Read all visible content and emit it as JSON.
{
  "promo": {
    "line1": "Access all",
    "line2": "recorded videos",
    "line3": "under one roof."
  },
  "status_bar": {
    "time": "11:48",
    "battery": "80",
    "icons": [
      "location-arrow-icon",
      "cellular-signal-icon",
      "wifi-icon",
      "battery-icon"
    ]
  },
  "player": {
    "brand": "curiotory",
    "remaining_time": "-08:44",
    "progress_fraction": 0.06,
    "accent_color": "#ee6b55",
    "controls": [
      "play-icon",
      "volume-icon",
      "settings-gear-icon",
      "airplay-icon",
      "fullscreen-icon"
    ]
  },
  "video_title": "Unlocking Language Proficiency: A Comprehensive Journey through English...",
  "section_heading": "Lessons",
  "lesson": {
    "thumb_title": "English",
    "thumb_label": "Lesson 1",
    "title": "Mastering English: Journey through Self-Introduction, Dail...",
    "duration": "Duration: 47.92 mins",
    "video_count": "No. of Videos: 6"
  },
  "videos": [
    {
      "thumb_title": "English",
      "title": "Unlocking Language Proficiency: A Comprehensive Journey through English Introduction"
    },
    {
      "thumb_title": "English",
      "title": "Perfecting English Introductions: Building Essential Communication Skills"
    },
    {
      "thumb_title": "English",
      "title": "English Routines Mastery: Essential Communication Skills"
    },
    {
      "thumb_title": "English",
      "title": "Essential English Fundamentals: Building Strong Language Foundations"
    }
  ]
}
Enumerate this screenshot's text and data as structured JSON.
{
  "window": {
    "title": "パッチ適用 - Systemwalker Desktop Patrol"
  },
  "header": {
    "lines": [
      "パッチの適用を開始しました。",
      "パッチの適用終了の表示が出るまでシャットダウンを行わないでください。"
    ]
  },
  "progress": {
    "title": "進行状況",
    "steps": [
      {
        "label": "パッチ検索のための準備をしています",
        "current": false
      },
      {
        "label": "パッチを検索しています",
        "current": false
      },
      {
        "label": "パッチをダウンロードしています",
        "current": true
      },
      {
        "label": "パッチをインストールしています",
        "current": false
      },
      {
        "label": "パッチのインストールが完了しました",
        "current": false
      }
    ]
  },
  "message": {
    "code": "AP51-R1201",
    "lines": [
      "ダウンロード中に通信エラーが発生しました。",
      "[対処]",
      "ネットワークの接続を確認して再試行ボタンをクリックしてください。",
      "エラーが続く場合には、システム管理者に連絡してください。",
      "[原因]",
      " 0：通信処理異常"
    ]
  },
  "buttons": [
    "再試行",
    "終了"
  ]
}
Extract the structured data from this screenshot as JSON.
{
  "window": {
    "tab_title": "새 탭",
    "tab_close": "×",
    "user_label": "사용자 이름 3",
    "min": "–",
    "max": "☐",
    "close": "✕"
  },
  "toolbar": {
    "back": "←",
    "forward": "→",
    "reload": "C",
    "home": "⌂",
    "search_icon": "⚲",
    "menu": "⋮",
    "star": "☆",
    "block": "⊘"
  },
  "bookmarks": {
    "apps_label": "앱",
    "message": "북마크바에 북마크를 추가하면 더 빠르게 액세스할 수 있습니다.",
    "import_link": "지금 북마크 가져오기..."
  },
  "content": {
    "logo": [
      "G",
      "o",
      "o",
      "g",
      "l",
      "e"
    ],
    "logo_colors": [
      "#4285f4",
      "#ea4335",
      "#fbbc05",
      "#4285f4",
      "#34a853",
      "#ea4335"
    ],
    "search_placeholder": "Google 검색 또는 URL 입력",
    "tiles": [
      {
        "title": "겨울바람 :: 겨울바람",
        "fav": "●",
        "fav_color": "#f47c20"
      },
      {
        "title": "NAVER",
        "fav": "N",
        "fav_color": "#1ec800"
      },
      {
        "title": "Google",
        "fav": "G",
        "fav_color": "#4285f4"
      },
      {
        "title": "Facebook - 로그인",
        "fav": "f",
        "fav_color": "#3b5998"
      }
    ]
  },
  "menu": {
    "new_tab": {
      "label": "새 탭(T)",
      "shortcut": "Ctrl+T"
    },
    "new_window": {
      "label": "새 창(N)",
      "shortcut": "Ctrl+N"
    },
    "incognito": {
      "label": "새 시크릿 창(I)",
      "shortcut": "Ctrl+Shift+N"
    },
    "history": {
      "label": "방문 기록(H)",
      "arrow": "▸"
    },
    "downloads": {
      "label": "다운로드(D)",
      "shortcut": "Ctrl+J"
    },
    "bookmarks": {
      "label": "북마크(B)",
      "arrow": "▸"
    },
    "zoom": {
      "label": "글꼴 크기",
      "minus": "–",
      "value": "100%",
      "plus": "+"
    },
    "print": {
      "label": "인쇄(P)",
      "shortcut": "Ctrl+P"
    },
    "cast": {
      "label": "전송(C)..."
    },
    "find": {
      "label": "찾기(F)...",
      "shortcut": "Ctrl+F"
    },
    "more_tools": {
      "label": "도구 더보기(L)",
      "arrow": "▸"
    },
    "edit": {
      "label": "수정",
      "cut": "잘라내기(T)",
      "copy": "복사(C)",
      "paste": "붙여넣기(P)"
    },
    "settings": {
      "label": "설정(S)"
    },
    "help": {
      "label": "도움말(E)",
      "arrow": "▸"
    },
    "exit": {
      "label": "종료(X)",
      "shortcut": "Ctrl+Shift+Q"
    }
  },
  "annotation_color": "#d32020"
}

§ **Exercise requirements**: Where does the word "Proficiency" appear in the listing? List each line that holds it.

§ **Written solution**:
  "video_title": "Unlocking Language Proficiency: A Comprehensive Journey through English...",
      "title": "Unlocking Language Proficiency: A Comprehensive Journey through English Introduction"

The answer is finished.